Write out each line of the listing as it stands, without the images.

==== Exercise data

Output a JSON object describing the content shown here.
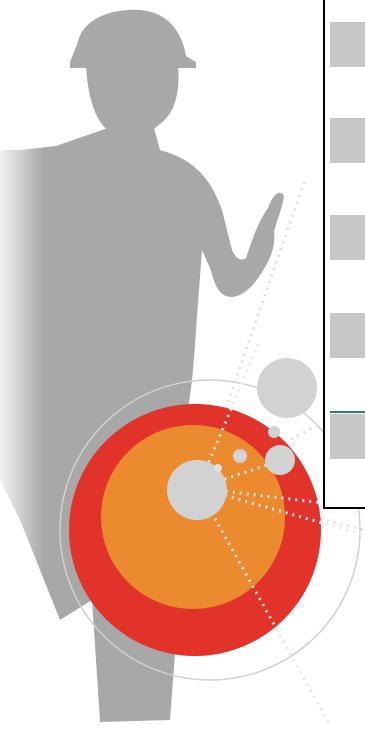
{
  "scene": {
    "figure_icon": "worker-silhouette-icon",
    "target_icon": "network-target-icon"
  },
  "colors": {
    "silhouette": "#a8a8a8",
    "outer_red": "#e2332b",
    "inner_orange": "#ec8a2f",
    "node_grey": "#d2d2d2",
    "orbit_line": "#d0d0d0",
    "panel_fill": "#c7c7c7",
    "panel_border": "#000000",
    "divider_teal": "#2e7d7a"
  },
  "panel": {
    "rows": [
      {
        "label": ""
      },
      {
        "label": ""
      },
      {
        "label": ""
      },
      {
        "label": ""
      },
      {
        "label": ""
      }
    ]
  }
}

========

## Output for this task
Output a JSON object describing the content shown here.
{
  "scene": {
    "figure_icon": "worker-silhouette-icon",
    "target_icon": "network-target-icon"
  },
  "colors": {
    "silhouette": "#a8a8a8",
    "outer_red": "#e2332b",
    "inner_orange": "#ec8a2f",
    "node_grey": "#d2d2d2",
    "orbit_line": "#d0d0d0",
    "panel_fill": "#c7c7c7",
    "panel_border": "#000000",
    "divider_teal": "#2e7d7a"
  },
  "panel": {
    "rows": [
      {
        "label": ""
      },
      {
        "label": ""
      },
      {
        "label": ""
      },
      {
        "label": ""
      },
      {
        "label": ""
      }
    ]
  }
}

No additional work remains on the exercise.